[start of AVAILABLE RECORDS]

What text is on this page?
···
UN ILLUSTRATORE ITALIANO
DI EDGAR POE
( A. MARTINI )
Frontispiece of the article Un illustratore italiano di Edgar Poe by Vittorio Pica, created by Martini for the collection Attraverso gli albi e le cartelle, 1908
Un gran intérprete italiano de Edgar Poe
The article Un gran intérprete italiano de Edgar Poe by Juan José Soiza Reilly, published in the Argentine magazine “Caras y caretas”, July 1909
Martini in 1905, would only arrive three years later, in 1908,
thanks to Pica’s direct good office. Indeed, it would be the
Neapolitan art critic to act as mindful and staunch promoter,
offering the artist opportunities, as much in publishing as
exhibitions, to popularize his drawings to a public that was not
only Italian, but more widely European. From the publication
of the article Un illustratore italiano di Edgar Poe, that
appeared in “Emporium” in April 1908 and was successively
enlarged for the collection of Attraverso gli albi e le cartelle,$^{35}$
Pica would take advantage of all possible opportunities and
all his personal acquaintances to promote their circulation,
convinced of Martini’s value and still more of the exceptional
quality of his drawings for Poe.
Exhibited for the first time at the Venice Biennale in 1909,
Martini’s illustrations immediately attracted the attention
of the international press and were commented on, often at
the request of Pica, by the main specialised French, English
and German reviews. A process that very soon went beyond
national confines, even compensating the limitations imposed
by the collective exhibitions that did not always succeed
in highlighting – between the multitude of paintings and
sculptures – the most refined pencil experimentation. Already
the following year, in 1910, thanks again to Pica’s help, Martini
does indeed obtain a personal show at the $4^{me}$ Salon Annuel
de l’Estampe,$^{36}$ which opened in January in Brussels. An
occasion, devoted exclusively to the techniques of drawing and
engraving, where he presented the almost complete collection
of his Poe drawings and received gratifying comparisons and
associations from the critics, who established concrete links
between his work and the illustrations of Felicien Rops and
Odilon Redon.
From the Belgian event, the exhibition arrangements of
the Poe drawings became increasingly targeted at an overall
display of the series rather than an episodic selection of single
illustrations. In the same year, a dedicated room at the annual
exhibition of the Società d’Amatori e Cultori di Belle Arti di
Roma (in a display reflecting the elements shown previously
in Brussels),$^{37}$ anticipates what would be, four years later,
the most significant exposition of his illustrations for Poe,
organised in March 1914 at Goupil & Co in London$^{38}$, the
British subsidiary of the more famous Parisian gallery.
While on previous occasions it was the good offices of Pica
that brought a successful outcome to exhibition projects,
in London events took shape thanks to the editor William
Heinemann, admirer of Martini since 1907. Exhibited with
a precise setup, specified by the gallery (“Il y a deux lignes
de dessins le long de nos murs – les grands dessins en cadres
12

[end of AVAILABLE RECORDS]

- SHORT TASK
Look through the data and show every line containing "thanks".

- OUTPUT
thanks to Pica’s direct good office. Indeed, it would be the
the following year, in 1910, thanks again to Pica’s help, Martini
in London events took shape thanks to the editor William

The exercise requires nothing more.